■ Description of the task ■
Write out the data again in full, exactly as it reads.
Material for this task start
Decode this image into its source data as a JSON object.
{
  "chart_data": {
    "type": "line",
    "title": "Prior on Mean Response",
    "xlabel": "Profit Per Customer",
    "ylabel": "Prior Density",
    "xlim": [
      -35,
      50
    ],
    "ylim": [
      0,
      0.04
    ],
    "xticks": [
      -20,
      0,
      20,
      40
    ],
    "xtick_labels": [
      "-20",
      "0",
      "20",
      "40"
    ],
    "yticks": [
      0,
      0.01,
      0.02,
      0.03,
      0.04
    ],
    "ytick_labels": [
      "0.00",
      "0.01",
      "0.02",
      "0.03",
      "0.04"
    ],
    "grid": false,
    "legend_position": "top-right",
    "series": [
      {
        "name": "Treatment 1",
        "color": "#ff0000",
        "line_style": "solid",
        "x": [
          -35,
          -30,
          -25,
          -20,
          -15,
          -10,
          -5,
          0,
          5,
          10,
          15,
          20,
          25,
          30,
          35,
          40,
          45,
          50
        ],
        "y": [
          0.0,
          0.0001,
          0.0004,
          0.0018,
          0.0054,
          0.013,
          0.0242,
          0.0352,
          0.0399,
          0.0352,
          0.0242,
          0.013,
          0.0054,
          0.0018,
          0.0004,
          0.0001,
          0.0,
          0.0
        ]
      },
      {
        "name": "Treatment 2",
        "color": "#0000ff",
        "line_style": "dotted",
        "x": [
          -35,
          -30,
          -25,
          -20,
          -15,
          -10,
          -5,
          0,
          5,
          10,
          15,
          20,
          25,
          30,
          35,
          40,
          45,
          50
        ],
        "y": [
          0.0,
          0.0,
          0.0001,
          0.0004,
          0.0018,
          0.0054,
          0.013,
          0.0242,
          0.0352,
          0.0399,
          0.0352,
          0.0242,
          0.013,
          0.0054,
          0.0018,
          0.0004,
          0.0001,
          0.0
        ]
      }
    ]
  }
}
Material for this task end
■ Solved problem ■
Decode this image into its source data as a JSON object.
{
  "chart_data": {
    "type": "line",
    "title": "Prior on Mean Response",
    "xlabel": "Profit Per Customer",
    "ylabel": "Prior Density",
    "xlim": [
      -35,
      50
    ],
    "ylim": [
      0,
      0.04
    ],
    "xticks": [
      -20,
      0,
      20,
      40
    ],
    "xtick_labels": [
      "-20",
      "0",
      "20",
      "40"
    ],
    "yticks": [
      0,
      0.01,
      0.02,
      0.03,
      0.04
    ],
    "ytick_labels": [
      "0.00",
      "0.01",
      "0.02",
      "0.03",
      "0.04"
    ],
    "grid": false,
    "legend_position": "top-right",
    "series": [
      {
        "name": "Treatment 1",
        "color": "#ff0000",
        "line_style": "solid",
        "x": [
          -35,
          -30,
          -25,
          -20,
          -15,
          -10,
          -5,
          0,
          5,
          10,
          15,
          20,
          25,
          30,
          35,
          40,
          45,
          50
        ],
        "y": [
          0.0,
          0.0001,
          0.0004,
          0.0018,
          0.0054,
          0.013,
          0.0242,
          0.0352,
          0.0399,
          0.0352,
          0.0242,
          0.013,
          0.0054,
          0.0018,
          0.0004,
          0.0001,
          0.0,
          0.0
        ]
      },
      {
        "name": "Treatment 2",
        "color": "#0000ff",
        "line_style": "dotted",
        "x": [
          -35,
          -30,
          -25,
          -20,
          -15,
          -10,
          -5,
          0,
          5,
          10,
          15,
          20,
          25,
          30,
          35,
          40,
          45,
          50
        ],
        "y": [
          0.0,
          0.0,
          0.0001,
          0.0004,
          0.0018,
          0.0054,
          0.013,
          0.0242,
          0.0352,
          0.0399,
          0.0352,
          0.0242,
          0.013,
          0.0054,
          0.0018,
          0.0004,
          0.0001,
          0.0
        ]
      }
    ]
  }
}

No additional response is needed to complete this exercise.